> Challenge:
Scan the records for the string "hình"; copy each line where it occurs.

> Records provided:
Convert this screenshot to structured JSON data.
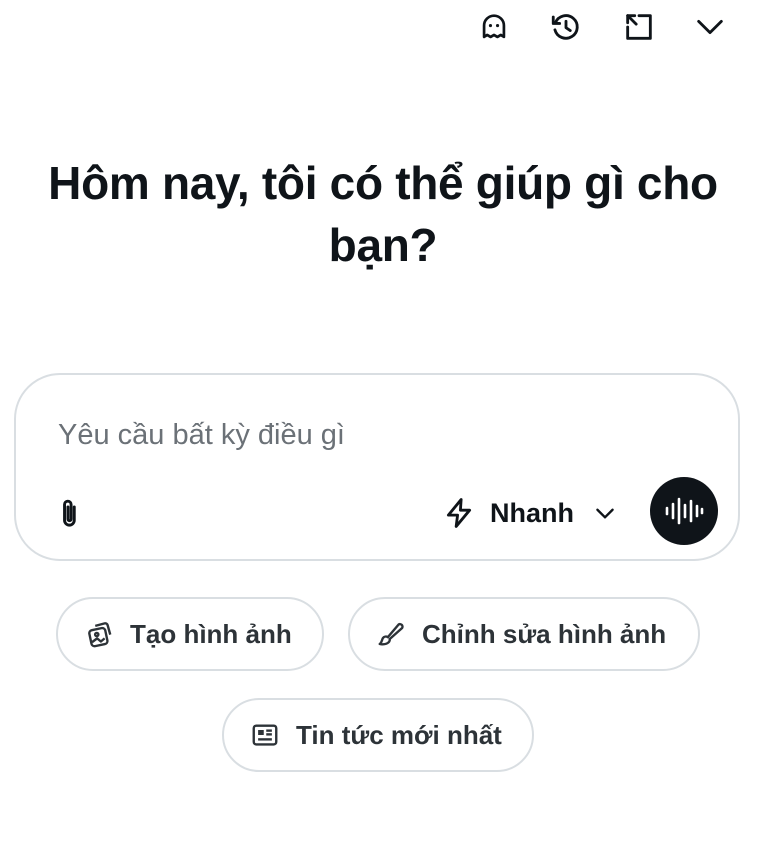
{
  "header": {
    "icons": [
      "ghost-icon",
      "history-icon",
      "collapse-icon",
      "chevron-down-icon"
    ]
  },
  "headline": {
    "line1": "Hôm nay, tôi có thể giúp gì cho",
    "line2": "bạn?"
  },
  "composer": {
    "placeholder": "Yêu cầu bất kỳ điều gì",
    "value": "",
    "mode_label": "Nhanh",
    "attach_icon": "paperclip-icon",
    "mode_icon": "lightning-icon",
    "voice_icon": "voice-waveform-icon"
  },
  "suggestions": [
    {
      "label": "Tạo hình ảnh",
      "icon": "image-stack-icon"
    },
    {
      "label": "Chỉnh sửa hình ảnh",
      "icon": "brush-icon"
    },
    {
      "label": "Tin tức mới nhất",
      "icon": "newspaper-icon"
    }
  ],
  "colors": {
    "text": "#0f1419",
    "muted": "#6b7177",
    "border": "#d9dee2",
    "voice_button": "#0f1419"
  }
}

* * *

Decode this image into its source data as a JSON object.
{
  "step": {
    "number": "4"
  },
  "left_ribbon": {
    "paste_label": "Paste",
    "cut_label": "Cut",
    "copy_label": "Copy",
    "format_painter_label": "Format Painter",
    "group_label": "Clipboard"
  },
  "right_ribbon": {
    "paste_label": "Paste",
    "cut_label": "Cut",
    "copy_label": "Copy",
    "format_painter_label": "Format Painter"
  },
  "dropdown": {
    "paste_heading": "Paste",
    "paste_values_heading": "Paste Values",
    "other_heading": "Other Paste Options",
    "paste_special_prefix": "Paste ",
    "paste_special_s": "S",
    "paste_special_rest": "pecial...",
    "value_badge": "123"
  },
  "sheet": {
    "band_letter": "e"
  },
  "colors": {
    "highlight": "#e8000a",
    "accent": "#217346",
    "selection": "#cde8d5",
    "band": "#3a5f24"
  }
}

> Correct result:
      "label": "Tạo hình ảnh",
      "label": "Chỉnh sửa hình ảnh",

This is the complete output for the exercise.